Exercise:
Will you write out all the entries below exactly?

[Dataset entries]
_ _ _ _ _ _ _

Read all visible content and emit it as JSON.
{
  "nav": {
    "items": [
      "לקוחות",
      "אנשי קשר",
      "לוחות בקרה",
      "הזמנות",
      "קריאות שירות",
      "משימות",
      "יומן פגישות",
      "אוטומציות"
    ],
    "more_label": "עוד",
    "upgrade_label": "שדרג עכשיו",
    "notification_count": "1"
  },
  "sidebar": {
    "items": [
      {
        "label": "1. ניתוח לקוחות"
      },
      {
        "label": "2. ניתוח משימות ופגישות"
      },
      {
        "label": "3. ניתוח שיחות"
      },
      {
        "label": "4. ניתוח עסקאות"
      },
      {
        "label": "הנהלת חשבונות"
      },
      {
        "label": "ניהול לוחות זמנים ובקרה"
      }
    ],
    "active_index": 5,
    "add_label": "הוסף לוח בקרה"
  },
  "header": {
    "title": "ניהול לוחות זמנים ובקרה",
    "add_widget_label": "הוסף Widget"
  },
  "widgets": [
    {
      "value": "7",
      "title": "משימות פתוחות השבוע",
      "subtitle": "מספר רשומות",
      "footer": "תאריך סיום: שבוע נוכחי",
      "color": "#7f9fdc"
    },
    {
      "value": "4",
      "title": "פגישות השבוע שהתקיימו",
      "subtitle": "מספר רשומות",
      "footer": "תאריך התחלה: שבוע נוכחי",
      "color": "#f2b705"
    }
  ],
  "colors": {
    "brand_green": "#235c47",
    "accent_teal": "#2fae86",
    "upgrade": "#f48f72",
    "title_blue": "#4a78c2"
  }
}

_ _ _ _ _ _ _

Result:
Read all visible content and emit it as JSON.
{
  "nav": {
    "items": [
      "לקוחות",
      "אנשי קשר",
      "לוחות בקרה",
      "הזמנות",
      "קריאות שירות",
      "משימות",
      "יומן פגישות",
      "אוטומציות"
    ],
    "more_label": "עוד",
    "upgrade_label": "שדרג עכשיו",
    "notification_count": "1"
  },
  "sidebar": {
    "items": [
      {
        "label": "1. ניתוח לקוחות"
      },
      {
        "label": "2. ניתוח משימות ופגישות"
      },
      {
        "label": "3. ניתוח שיחות"
      },
      {
        "label": "4. ניתוח עסקאות"
      },
      {
        "label": "הנהלת חשבונות"
      },
      {
        "label": "ניהול לוחות זמנים ובקרה"
      }
    ],
    "active_index": 5,
    "add_label": "הוסף לוח בקרה"
  },
  "header": {
    "title": "ניהול לוחות זמנים ובקרה",
    "add_widget_label": "הוסף Widget"
  },
  "widgets": [
    {
      "value": "7",
      "title": "משימות פתוחות השבוע",
      "subtitle": "מספר רשומות",
      "footer": "תאריך סיום: שבוע נוכחי",
      "color": "#7f9fdc"
    },
    {
      "value": "4",
      "title": "פגישות השבוע שהתקיימו",
      "subtitle": "מספר רשומות",
      "footer": "תאריך התחלה: שבוע נוכחי",
      "color": "#f2b705"
    }
  ],
  "colors": {
    "brand_green": "#235c47",
    "accent_teal": "#2fae86",
    "upgrade": "#f48f72",
    "title_blue": "#4a78c2"
  }
}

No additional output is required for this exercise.